- [Exercise requirements] Reproduce word for word the stretch of the graph-building walkthrough that starts at "# Sample 1000" and ends at "Done sampling!".

Adding edges: 100%|██████████| 571927/571927 [00:37<00:00, 15434.45it/s]

[8]:

print(graph)

# Last tidying bits
graph = nx.convert_node_labels_to_integers(graph)
CGs = [graph.subgraph(c) for c in nx.connected_components(graph)]
CGs = sorted(CGs, key=lambda x: x.number_of_nodes(), reverse=True)
graph = CGs[0]
graph = nx.convert_node_labels_to_integers(graph)

# Save the graph!
with open("bgd_files/reddit/reddit-graph.npz", "wb") as f:
    pickle.dump(graph, f)

Graph with 51278 nodes and 178143 edges

Nice! Graph achieved. Spot that in the last section we had to deal with some missing data - we’re including edges ONLY if their nodes also have data.

Sample to make a dataset of smaller graphs

This is not too hard, I’ve written some code (Exploration Sampling With Replacement, ESWR) that does the sampling for you.

This will produce a big list of small networkx graphs sampled from that original graph.

[9]:

from bgd.utils import ESWR

# Sample 1000 graphs of max 96 nodes from the big reddit graph
nx_graph_list = ESWR(graph, 1000, 96)


Sampling 1000 in 5 chunks with size 200

Sampling from large graph: 100%|██████████| 6/6 [00:07<00:00,  1.31s/it]

Done sampling!

Next we need to convert it to a Pytorch Geometric format. This will be specific to your data - here we have node labels, edge labels, edge attributes.

[10]:

import torch
from torch_geometric.data import Data

def specific_from_networkx(graph):
    # Turns a graph into a pytorch geometric object
    # Mostly by unpacking dictionaries on nodes and edges
    # Here node labels are the target
    # One of these functions for each dataset ideally - they are unlikely to transfer across datasets
    node_attrs = []
    edge_indices = []
    edge_labels = []
    edge_attrs = []

    # Collect node labels and attributes
    for n in list(graph.nodes(data=True)):
        # list(graph.nodes(data=True)) returns [(node_id1, {attribute dictionary}), (node_id2, ...), (node_id3, ...)]
        node_attrs.append(torch.Tensor(n[1]["attrs"]))

    # Collect edge indices and attributes
    for e in graph.edges(data=True):
        # graph.edges(data=True) is a generator producing (node_id1, node_id2, {attribute dictionary})
        edge_indices.append((e[0], e[1]))

        edge_attrs.append(torch.Tensor(e[2]["attr"]))
        edge_labels.append(e[2]["labels"])

- [Stored data]
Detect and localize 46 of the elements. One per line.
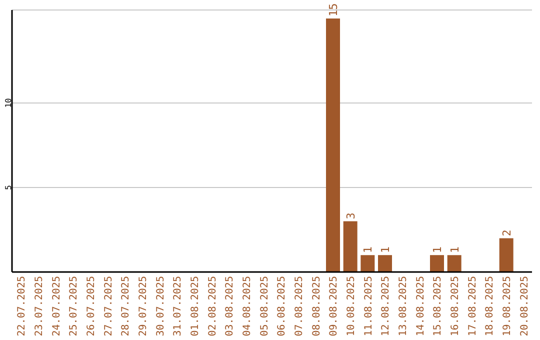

- [Written solution]
# Sample 1000 graphs of max 96 nodes from the big reddit graph
nx_graph_list = ESWR(graph, 1000, 96)


Sampling 1000 in 5 chunks with size 200

Sampling from large graph: 100%|██████████| 6/6 [00:07<00:00,  1.31s/it]

Done sampling!